**Objective**
Report all lines from the entries below in which "this" appears.

**Working data**
● ● ●

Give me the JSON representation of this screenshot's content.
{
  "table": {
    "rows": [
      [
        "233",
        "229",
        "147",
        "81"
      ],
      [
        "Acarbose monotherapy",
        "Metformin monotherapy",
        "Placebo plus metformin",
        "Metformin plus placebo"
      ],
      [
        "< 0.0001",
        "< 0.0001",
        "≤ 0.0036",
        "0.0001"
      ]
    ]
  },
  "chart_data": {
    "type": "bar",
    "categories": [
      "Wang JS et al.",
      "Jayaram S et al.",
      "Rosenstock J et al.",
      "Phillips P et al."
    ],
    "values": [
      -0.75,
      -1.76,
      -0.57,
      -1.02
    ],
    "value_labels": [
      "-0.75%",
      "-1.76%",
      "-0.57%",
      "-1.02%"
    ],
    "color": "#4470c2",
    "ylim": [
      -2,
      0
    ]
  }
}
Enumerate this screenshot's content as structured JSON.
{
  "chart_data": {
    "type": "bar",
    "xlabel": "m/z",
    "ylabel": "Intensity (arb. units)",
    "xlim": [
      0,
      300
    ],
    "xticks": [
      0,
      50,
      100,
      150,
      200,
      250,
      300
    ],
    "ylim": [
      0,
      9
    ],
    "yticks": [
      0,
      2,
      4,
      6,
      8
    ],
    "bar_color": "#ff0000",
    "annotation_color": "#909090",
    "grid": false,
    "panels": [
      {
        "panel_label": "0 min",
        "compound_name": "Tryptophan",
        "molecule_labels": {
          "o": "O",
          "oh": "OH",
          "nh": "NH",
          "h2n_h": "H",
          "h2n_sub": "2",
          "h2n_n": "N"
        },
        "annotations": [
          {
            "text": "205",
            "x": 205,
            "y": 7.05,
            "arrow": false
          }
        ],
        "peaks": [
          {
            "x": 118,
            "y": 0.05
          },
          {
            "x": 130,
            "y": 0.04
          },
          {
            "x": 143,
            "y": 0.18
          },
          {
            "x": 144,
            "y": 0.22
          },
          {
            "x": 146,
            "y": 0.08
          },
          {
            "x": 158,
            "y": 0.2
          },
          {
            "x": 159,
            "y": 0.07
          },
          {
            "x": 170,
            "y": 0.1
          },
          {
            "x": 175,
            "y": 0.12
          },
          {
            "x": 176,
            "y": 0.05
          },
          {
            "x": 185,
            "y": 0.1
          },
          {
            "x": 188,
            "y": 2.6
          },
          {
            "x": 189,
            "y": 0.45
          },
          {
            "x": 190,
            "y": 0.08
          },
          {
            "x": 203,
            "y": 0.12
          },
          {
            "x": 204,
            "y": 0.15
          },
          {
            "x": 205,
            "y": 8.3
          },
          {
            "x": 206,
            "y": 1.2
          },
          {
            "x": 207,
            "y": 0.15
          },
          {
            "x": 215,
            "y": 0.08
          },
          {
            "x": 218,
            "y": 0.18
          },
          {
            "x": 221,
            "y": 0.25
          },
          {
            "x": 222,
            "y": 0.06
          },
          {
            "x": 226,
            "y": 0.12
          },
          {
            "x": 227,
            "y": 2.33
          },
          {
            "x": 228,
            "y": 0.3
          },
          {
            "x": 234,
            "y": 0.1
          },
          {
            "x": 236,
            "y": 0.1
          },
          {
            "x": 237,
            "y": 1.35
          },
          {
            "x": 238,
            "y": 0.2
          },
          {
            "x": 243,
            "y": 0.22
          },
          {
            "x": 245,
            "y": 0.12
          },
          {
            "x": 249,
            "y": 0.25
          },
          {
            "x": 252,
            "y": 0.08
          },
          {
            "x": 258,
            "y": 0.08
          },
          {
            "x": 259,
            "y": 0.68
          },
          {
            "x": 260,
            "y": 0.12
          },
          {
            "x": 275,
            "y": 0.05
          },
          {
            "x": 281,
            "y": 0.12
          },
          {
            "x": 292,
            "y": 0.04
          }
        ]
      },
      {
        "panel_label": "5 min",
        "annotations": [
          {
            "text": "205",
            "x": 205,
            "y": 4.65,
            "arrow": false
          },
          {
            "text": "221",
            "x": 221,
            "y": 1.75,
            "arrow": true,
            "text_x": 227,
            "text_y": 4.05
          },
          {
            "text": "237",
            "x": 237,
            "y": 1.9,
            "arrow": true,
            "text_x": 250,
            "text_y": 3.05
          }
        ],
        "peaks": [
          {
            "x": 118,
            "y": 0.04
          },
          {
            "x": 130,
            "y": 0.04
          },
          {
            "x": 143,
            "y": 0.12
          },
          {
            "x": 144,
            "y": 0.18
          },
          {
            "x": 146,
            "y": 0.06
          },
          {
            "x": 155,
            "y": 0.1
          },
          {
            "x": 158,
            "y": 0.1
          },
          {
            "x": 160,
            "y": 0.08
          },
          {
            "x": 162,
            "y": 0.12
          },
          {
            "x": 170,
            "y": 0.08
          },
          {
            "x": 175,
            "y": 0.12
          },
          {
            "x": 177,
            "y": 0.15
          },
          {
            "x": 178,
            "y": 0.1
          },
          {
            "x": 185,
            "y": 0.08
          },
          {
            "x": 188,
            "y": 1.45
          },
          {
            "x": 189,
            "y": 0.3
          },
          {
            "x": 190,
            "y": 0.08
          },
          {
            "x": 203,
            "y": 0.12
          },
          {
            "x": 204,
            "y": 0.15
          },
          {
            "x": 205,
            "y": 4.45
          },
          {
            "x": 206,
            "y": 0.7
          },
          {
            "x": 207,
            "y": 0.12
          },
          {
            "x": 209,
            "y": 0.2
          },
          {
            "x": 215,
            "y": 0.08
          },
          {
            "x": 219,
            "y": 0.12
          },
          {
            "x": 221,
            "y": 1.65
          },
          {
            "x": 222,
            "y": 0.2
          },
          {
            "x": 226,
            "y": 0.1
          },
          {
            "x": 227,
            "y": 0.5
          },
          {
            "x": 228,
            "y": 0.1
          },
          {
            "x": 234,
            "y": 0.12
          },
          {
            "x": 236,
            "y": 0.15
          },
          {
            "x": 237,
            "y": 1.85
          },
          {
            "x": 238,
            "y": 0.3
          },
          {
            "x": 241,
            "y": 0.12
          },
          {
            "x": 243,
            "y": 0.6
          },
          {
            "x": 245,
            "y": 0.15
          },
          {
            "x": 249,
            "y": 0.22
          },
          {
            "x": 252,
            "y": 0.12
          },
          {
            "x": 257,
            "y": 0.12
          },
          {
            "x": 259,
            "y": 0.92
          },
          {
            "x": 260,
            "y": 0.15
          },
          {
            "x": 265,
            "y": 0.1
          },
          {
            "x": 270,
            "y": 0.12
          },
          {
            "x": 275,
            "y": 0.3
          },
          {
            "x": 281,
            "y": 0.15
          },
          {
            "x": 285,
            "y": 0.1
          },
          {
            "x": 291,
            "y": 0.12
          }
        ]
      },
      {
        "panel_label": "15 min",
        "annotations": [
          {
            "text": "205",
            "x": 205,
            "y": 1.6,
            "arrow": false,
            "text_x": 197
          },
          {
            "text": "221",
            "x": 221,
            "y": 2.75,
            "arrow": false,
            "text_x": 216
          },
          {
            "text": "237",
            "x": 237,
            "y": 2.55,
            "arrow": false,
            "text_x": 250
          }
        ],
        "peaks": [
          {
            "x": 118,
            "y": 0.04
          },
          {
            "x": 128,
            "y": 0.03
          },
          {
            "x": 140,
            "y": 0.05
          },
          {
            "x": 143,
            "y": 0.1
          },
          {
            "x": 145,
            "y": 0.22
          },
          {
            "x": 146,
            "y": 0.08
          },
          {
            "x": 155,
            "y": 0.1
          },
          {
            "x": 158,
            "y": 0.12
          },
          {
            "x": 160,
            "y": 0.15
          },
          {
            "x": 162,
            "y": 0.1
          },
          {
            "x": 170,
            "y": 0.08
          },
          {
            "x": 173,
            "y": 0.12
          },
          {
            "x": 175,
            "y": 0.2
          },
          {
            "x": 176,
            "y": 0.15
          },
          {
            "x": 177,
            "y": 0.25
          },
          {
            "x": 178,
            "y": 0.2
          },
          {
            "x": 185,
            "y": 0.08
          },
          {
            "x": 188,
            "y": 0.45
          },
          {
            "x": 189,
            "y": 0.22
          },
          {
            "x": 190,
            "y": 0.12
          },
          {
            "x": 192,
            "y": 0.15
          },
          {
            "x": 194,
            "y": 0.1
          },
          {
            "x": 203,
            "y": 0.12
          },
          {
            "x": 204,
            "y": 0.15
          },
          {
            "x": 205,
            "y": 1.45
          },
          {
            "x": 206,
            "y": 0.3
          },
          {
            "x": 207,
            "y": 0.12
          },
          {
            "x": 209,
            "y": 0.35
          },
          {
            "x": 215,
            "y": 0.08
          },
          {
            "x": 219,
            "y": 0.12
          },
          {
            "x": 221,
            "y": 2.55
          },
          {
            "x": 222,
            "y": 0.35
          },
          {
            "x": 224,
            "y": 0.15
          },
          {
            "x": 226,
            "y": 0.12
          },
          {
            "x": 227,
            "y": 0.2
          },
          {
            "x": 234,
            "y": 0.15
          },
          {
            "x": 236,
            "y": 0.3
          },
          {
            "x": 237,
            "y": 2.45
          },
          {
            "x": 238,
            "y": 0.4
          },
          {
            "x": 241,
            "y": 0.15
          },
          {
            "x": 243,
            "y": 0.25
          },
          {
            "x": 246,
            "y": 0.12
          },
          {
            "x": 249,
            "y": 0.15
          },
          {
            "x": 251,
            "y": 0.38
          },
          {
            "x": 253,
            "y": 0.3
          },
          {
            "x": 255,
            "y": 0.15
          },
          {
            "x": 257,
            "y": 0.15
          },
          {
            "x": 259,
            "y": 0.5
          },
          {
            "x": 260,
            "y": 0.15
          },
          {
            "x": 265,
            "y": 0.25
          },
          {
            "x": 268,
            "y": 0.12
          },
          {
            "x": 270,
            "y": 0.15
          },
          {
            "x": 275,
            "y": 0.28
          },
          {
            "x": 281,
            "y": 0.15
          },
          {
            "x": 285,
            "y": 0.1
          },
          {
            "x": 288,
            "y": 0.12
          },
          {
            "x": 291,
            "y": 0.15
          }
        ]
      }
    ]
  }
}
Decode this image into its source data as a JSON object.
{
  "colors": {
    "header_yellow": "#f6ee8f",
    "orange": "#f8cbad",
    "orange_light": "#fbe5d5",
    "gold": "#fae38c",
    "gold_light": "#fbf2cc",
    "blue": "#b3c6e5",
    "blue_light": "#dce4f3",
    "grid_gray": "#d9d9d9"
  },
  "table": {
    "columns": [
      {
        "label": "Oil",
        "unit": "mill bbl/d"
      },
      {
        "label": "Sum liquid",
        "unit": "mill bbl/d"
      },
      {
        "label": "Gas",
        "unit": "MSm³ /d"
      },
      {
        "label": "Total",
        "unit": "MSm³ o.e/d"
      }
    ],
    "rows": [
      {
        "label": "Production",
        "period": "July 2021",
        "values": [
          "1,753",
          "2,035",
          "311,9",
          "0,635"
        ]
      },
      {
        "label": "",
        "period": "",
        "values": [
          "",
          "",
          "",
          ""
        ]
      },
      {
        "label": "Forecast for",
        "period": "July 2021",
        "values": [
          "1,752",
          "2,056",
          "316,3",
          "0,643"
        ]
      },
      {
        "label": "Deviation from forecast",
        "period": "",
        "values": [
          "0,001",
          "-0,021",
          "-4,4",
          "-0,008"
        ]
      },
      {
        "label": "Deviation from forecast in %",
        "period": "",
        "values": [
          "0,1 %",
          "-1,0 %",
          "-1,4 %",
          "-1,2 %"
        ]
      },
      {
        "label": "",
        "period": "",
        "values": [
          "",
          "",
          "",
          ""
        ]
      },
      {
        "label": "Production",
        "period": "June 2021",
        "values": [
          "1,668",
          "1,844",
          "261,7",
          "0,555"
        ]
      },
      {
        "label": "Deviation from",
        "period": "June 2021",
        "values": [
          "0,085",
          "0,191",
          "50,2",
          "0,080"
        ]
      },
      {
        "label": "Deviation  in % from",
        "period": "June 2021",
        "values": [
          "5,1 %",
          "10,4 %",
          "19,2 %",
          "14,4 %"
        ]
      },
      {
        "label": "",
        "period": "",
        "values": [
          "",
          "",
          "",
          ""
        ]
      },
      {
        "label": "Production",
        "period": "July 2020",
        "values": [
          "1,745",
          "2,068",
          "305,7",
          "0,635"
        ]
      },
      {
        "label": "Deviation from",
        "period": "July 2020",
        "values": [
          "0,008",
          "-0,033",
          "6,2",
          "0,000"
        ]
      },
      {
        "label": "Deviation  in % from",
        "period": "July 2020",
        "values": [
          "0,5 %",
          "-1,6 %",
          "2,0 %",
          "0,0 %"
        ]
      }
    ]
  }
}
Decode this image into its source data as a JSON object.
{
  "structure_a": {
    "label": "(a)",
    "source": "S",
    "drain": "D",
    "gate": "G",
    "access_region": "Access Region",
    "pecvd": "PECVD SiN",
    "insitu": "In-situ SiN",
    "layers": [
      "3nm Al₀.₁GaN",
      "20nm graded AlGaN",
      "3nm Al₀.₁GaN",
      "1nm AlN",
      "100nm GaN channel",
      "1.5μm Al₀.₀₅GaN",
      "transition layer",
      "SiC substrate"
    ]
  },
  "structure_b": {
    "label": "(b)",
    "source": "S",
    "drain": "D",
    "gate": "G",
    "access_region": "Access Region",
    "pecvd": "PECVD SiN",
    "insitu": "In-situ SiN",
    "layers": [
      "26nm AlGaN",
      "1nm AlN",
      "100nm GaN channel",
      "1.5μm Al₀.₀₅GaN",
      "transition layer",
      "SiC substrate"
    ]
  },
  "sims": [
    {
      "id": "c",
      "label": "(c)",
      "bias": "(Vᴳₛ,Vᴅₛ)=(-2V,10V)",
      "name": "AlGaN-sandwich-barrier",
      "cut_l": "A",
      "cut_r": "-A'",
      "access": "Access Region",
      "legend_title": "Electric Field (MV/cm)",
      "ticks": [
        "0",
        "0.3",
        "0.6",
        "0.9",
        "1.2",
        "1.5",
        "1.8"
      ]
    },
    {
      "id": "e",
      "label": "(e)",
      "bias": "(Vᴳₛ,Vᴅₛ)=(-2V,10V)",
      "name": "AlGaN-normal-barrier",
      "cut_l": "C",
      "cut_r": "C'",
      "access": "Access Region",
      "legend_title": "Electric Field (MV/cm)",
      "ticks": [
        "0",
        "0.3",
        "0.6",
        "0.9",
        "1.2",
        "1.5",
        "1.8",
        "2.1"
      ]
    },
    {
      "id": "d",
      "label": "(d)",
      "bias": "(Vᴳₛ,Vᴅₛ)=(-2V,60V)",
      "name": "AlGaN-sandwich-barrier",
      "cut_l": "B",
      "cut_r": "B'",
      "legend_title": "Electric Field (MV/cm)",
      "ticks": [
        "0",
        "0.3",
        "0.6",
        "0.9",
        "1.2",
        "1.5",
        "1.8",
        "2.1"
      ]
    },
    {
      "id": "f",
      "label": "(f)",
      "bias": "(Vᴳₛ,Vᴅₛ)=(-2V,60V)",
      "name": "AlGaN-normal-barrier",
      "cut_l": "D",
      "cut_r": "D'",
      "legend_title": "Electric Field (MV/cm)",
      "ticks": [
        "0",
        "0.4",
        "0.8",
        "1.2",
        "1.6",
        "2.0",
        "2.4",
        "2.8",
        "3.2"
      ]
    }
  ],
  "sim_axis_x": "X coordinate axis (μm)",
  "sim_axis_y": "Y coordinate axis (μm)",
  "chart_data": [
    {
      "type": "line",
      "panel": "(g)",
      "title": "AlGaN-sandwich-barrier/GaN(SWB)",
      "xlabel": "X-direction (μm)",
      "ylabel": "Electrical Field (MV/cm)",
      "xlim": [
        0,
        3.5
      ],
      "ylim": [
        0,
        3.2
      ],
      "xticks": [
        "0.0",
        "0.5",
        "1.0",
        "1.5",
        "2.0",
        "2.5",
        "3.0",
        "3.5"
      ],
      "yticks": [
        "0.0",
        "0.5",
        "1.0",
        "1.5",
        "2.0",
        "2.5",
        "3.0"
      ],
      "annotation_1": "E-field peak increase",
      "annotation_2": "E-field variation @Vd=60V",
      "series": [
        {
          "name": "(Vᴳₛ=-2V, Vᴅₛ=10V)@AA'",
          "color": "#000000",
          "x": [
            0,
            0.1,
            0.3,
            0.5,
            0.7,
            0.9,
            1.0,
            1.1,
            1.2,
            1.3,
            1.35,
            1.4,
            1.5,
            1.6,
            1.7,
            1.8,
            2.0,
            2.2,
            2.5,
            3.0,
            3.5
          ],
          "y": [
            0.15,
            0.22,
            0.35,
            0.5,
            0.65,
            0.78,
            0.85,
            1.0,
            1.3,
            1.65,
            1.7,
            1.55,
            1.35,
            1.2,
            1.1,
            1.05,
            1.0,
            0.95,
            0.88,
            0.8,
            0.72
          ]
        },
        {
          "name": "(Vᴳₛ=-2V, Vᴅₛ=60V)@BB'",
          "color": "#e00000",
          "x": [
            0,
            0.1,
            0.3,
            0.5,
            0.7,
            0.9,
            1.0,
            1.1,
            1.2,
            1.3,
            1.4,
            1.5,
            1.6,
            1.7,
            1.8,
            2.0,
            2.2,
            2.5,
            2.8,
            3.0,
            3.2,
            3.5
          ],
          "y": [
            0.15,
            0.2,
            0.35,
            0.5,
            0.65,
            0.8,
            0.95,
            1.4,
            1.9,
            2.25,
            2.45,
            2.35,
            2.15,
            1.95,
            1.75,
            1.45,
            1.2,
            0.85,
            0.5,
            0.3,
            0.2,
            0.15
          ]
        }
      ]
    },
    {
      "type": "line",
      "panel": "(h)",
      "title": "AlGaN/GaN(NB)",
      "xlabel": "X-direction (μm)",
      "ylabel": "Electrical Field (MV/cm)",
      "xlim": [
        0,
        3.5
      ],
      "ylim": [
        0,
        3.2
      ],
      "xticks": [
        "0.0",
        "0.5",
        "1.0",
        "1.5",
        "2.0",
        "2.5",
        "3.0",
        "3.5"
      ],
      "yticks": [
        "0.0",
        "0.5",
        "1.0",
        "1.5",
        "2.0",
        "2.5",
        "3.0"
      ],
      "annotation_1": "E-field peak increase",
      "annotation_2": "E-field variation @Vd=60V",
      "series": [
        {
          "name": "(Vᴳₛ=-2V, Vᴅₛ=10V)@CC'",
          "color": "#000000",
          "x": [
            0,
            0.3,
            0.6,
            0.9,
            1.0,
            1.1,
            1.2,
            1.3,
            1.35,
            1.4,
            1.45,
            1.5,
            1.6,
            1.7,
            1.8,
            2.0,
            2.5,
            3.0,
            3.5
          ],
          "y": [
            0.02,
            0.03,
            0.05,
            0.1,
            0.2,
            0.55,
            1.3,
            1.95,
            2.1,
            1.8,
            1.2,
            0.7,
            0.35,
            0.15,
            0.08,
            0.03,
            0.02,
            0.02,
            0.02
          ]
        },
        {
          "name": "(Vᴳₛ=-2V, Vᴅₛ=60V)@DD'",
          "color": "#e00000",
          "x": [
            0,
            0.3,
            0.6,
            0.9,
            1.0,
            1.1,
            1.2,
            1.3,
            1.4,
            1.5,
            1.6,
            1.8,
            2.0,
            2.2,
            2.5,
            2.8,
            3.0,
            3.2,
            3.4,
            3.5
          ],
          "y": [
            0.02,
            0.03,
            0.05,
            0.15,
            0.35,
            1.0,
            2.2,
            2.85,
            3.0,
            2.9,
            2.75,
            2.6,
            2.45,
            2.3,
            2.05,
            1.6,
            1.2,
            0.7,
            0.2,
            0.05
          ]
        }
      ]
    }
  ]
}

● ● ●

**Solution to the problem**
Give me the JSON representation of this screenshot's content.
Enumerate this screenshot's content as structured JSON.
Decode this image into its source data as a JSON object.
Decode this image into its source data as a JSON object.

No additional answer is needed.